**DATA PROVIDED**
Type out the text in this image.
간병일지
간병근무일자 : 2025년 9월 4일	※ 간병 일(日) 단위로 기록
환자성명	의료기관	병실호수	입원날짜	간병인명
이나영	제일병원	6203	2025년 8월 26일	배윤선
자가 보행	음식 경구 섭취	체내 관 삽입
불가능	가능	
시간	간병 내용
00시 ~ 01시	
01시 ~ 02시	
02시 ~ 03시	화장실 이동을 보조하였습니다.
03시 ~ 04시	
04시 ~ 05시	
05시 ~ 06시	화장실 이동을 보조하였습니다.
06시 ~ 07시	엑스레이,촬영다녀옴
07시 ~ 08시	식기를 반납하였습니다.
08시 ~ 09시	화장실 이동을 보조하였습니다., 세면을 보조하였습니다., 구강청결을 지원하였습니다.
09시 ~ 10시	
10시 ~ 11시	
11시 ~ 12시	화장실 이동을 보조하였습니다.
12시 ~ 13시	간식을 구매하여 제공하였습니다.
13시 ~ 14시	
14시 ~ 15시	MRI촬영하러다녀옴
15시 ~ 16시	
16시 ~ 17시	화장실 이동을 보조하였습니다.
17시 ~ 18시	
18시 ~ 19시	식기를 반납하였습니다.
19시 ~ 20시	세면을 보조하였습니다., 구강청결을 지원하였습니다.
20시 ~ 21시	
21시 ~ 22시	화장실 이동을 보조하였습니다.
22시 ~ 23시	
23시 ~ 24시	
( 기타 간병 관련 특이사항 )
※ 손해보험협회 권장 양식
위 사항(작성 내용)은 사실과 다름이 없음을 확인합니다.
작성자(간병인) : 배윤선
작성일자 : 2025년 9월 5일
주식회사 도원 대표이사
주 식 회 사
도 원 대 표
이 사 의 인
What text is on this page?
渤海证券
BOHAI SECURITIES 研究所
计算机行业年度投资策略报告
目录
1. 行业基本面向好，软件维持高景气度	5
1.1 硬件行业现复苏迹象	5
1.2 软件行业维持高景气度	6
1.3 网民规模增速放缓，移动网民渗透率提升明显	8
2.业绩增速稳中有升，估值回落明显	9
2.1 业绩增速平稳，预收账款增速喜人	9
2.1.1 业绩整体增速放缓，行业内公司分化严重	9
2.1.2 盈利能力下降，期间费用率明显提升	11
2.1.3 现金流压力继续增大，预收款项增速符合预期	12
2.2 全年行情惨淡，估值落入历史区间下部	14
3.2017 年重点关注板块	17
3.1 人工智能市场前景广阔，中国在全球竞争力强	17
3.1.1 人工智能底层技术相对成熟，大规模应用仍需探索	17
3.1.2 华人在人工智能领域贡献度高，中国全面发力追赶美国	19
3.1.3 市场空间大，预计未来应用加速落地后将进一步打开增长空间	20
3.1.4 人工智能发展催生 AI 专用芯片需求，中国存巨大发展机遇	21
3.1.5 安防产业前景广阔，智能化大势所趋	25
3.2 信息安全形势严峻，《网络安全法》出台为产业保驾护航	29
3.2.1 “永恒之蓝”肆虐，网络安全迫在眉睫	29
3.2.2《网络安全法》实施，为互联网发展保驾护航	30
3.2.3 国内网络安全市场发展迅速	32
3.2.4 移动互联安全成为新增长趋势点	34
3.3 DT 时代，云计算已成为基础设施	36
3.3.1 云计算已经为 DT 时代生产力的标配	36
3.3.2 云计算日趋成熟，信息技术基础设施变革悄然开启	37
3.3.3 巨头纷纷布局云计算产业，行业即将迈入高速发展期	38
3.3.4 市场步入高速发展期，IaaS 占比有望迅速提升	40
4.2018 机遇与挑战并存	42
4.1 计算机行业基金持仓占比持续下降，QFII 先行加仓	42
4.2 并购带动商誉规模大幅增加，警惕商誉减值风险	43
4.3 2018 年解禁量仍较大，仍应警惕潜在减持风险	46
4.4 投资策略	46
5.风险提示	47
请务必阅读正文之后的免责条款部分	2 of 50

**WHAT IS BEING ASKED**
Find how many lines hold the string "반납하였습니다", and state that number alone.

**TASK RESULT**
2